* Start TASK INPUT *
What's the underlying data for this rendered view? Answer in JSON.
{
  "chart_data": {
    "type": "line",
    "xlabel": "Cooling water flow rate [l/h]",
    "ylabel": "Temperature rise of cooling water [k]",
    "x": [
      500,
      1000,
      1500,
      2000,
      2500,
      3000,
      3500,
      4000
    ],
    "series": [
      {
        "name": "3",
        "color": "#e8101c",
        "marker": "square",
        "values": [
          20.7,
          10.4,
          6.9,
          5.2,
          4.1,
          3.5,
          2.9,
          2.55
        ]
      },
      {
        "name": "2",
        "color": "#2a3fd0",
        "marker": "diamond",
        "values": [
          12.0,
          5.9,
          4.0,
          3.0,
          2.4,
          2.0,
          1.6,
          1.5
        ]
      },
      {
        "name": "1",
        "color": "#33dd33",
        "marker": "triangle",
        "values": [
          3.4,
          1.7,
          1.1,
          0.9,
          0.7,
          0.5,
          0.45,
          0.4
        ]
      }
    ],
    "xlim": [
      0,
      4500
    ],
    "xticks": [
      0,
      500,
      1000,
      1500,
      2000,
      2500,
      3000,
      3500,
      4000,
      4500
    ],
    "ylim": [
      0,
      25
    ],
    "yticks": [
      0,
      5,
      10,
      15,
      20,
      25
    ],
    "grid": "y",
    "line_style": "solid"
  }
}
* End TASK INPUT *
* Start TASK INPUT *
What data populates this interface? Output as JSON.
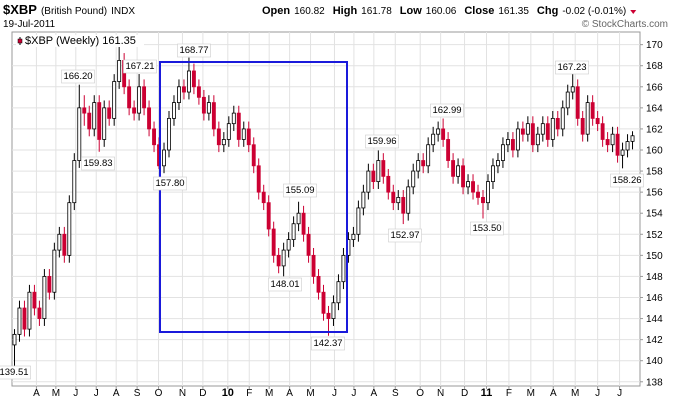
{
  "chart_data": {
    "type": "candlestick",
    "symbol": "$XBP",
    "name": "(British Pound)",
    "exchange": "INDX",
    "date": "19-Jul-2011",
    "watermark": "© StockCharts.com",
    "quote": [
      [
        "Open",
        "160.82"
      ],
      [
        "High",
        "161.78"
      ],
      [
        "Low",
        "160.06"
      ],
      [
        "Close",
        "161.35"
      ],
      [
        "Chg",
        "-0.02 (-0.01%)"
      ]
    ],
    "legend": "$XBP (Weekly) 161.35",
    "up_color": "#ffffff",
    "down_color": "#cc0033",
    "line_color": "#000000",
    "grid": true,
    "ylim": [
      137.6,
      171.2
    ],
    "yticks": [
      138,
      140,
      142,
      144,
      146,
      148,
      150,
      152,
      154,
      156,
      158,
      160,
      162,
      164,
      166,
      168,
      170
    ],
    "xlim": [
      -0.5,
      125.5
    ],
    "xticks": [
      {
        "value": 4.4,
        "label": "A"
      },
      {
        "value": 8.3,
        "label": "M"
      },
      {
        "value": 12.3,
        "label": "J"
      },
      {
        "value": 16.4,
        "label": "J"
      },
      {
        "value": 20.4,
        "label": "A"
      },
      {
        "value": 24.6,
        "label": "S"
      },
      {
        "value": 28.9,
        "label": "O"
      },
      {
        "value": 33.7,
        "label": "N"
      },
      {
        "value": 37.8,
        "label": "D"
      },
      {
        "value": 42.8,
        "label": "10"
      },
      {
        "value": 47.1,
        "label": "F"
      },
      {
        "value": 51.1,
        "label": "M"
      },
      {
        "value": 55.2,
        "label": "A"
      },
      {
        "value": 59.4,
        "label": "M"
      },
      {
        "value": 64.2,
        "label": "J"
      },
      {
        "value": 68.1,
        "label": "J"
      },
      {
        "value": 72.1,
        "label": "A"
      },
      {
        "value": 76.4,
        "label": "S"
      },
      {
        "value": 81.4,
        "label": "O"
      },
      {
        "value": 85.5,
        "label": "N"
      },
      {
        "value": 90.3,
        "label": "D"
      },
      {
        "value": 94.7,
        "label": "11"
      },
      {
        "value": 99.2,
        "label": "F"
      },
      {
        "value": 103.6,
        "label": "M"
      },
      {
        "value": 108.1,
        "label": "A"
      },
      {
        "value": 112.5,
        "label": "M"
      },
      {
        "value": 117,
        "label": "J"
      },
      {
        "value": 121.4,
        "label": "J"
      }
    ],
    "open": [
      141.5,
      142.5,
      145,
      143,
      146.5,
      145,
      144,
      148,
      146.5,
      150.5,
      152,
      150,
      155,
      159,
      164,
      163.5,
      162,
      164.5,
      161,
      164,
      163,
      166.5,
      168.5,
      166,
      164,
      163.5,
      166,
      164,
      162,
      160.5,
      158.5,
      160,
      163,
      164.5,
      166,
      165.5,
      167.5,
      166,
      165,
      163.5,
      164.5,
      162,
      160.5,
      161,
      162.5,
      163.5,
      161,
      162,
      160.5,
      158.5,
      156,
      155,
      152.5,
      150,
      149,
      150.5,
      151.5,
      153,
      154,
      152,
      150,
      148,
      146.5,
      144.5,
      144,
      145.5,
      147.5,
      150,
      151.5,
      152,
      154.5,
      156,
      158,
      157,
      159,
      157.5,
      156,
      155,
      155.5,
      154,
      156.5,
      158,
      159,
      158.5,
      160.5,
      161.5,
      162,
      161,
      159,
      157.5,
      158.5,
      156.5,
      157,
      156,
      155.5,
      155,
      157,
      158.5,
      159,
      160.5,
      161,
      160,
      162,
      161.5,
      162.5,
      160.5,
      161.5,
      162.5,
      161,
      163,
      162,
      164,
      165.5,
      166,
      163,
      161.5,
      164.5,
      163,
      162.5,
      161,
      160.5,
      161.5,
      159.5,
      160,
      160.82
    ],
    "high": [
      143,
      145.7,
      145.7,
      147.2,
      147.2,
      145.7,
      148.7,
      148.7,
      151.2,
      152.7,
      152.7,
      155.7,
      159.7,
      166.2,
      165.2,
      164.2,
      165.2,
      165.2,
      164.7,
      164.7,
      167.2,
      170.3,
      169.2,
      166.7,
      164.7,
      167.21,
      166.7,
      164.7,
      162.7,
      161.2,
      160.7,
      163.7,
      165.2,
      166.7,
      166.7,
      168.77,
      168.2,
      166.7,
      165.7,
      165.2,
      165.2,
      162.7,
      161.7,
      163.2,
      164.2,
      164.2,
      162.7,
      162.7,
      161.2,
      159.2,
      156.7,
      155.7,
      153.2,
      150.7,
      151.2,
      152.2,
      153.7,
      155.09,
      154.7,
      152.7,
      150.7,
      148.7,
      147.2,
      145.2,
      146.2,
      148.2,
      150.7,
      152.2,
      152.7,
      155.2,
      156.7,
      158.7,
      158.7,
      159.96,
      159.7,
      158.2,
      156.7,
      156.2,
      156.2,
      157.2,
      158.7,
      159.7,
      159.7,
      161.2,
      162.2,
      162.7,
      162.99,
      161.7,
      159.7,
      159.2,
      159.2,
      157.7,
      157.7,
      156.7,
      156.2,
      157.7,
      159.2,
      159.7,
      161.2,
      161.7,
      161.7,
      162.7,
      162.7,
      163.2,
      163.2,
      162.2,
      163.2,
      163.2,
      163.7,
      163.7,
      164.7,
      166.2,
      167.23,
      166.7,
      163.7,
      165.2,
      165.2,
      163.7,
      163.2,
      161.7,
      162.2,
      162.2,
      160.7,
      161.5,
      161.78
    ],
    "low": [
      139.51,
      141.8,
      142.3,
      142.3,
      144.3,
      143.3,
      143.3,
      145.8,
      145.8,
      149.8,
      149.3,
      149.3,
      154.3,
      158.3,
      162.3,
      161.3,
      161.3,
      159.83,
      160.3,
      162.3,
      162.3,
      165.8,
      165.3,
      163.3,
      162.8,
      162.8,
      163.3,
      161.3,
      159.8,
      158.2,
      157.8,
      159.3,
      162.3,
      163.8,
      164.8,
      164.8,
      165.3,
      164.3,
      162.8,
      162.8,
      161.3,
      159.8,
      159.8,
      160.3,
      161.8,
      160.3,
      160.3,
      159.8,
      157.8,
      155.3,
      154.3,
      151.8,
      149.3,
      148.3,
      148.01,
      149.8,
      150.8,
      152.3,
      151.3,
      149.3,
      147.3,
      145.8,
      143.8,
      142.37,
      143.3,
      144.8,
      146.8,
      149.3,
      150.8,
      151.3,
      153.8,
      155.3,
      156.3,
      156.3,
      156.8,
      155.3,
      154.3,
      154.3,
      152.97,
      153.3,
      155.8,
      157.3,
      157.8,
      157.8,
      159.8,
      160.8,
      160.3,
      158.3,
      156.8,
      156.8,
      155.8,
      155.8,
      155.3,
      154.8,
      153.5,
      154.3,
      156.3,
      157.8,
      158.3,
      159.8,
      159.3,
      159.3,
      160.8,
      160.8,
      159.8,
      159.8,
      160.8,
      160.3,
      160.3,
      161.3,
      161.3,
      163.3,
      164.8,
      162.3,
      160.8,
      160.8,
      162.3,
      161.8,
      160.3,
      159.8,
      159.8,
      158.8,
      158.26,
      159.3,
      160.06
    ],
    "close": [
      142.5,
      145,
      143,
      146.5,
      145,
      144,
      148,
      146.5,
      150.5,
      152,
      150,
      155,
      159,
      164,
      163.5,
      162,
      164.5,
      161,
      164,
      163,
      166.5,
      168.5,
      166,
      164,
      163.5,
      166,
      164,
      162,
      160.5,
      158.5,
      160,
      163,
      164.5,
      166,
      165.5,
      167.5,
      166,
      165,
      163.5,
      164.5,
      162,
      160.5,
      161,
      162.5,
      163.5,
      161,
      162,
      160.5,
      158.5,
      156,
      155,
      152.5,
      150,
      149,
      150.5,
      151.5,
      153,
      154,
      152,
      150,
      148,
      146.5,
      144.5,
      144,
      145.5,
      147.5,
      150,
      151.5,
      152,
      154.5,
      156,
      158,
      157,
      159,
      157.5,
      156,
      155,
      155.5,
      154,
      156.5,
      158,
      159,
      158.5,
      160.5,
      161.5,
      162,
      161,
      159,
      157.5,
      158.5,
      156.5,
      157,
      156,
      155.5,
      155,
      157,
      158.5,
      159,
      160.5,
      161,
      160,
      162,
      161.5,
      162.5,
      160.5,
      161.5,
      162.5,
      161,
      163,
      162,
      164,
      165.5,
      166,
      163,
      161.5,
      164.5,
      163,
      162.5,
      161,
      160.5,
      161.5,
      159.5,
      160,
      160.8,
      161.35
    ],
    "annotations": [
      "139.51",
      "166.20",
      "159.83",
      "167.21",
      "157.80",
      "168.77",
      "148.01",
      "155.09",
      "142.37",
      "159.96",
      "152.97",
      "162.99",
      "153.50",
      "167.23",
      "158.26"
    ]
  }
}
* End TASK INPUT *
SHORT TASK: Find the word "What" in the records and pull out each line that has it.

RESPONSE:
What's the underlying data for this rendered view? Answer in JSON.
What data populates this interface? Output as JSON.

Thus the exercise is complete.